● TASK: Read the lines below. Copy out any that hold the string "class".

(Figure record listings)
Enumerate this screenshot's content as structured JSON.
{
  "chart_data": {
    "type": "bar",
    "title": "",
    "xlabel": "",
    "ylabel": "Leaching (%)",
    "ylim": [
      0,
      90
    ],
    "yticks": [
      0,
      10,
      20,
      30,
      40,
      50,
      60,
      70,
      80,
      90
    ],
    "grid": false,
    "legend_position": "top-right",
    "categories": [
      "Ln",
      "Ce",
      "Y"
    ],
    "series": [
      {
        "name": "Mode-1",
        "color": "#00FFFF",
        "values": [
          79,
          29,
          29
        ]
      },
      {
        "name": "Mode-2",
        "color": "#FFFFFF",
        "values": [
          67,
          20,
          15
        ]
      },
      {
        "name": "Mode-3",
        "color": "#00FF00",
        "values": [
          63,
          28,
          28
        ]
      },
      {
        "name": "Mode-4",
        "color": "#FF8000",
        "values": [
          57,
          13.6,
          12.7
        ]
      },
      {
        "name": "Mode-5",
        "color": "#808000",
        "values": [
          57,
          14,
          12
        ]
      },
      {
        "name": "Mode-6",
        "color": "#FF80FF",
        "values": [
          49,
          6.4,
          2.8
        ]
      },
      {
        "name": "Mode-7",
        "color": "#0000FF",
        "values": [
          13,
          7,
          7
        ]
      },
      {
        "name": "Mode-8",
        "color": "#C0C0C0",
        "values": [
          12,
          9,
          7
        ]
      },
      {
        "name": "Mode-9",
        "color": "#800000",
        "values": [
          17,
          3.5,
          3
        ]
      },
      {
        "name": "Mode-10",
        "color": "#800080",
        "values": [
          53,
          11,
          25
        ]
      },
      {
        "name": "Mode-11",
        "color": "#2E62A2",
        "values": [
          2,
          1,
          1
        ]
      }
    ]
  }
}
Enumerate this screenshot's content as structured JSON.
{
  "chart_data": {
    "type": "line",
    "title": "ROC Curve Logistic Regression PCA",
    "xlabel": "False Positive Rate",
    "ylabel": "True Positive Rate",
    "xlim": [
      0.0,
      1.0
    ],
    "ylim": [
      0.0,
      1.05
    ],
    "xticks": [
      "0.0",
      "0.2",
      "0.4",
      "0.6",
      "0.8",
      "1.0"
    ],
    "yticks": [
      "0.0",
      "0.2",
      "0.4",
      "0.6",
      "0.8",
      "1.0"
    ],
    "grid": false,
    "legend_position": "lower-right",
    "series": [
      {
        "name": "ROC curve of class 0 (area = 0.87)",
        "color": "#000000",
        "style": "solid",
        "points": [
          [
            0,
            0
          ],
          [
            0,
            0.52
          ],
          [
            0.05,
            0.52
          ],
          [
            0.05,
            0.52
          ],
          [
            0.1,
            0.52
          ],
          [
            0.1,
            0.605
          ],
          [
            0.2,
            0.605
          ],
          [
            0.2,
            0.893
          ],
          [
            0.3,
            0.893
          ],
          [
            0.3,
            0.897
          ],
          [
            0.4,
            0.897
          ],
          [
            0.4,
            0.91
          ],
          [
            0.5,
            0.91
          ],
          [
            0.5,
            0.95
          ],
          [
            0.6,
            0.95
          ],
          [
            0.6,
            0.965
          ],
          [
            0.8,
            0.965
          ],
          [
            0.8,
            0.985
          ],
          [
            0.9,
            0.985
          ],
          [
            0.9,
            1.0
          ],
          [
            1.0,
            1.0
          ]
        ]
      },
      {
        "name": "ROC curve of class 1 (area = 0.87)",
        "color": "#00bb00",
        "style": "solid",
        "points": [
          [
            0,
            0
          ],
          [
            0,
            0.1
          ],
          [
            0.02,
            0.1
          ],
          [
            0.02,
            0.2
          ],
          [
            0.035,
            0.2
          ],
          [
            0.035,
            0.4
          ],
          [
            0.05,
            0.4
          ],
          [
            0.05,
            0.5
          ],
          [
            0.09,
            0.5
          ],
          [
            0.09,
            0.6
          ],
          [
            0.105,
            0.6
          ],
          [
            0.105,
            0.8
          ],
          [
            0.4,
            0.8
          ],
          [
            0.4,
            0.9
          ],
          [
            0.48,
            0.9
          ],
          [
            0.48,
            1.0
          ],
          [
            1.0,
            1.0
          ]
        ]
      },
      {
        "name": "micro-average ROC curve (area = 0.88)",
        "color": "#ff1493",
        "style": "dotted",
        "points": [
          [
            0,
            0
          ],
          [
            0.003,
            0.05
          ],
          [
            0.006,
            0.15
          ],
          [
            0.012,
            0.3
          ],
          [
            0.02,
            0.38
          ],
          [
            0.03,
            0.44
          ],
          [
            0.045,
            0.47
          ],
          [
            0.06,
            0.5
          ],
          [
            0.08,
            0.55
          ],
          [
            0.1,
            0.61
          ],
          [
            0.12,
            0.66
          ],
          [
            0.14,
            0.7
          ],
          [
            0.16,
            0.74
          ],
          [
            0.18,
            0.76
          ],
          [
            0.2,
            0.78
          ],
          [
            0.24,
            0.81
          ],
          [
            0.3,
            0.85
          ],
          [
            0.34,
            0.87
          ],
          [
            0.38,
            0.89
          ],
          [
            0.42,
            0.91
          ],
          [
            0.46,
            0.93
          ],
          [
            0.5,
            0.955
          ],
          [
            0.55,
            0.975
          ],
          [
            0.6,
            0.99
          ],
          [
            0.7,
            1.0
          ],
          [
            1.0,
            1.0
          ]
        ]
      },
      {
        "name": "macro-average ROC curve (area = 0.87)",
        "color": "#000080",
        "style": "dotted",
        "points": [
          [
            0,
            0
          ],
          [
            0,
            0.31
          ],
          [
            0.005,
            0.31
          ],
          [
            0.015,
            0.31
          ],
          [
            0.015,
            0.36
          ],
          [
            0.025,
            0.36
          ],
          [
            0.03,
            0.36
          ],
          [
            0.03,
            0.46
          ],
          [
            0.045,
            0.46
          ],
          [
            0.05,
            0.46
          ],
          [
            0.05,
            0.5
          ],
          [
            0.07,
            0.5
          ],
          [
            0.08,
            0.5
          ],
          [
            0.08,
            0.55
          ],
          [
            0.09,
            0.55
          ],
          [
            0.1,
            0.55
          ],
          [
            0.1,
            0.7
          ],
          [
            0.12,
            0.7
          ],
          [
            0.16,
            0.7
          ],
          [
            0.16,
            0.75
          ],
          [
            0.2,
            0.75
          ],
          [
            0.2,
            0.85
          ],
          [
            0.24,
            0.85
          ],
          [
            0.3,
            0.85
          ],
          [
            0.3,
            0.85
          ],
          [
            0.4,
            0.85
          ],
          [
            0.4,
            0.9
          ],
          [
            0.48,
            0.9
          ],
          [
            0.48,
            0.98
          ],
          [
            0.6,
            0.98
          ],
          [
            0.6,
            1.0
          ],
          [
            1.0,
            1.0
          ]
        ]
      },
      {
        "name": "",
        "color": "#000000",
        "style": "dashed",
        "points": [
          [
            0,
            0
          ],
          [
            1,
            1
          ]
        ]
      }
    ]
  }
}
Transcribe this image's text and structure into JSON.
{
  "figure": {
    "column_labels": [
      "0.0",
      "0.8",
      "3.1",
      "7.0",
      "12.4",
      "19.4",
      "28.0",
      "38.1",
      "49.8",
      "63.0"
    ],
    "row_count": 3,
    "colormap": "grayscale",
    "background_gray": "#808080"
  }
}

● RESPONSE:
        "name": "ROC curve of class 0 (area = 0.87)",
        "name": "ROC curve of class 1 (area = 0.87)",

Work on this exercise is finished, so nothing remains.